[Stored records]
>>>>
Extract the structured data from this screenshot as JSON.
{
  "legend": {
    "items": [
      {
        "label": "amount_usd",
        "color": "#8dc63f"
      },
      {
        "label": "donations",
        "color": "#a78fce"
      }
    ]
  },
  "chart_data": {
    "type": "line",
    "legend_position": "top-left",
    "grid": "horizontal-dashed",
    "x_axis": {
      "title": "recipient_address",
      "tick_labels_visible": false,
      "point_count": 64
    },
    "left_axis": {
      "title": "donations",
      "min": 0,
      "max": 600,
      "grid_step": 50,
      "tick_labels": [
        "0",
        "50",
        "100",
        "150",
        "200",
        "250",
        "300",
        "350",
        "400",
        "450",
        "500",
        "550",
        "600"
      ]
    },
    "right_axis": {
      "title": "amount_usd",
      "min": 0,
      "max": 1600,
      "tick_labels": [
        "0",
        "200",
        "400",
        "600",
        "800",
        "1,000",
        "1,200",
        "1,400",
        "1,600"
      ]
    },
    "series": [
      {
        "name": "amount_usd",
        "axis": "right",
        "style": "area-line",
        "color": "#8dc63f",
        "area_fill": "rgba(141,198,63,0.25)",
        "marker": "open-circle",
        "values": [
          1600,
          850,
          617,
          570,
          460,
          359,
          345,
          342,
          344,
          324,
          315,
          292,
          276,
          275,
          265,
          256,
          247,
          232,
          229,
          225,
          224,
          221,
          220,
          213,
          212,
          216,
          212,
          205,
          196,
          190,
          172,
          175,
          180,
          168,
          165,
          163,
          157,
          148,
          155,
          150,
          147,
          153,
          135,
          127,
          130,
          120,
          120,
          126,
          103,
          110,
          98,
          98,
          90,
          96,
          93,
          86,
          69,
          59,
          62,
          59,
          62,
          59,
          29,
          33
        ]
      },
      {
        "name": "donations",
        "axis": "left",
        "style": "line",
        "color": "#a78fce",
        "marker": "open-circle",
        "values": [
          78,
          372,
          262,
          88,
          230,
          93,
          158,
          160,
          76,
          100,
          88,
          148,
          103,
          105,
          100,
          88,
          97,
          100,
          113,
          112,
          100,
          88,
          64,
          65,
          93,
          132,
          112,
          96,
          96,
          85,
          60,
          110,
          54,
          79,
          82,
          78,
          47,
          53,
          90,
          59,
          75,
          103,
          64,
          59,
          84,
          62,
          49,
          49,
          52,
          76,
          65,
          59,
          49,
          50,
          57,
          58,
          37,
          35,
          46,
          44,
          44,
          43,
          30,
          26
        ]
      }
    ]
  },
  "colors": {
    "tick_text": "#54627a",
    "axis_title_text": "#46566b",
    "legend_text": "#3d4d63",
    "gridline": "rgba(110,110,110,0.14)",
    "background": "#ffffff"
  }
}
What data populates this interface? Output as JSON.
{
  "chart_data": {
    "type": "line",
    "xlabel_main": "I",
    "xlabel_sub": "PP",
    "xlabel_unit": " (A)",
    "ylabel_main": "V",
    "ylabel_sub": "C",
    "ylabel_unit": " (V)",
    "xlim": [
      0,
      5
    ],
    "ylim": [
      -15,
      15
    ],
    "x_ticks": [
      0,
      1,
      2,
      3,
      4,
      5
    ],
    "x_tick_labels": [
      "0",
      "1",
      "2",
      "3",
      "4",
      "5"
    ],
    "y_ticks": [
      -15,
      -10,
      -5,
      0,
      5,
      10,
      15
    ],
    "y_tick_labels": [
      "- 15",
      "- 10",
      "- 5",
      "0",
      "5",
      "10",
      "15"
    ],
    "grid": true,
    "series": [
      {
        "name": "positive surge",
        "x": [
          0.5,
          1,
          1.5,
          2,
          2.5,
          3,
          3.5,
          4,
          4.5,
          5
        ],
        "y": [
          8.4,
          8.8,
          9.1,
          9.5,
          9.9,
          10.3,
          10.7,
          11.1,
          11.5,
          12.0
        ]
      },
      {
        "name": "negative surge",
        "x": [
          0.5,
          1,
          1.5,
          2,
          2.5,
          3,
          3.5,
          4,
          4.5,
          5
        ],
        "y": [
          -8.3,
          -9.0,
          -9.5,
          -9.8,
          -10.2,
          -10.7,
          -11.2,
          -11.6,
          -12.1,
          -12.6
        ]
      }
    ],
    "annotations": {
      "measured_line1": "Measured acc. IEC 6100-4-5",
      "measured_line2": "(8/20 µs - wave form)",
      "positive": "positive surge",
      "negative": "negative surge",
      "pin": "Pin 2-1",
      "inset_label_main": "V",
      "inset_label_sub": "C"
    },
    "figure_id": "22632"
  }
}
<<<<
◆ **Requirement**
Copy out every line of the data that includes the word "surge".

◆ **Solution**
        "name": "positive surge",
        "name": "negative surge",
      "positive": "positive surge",
      "negative": "negative surge",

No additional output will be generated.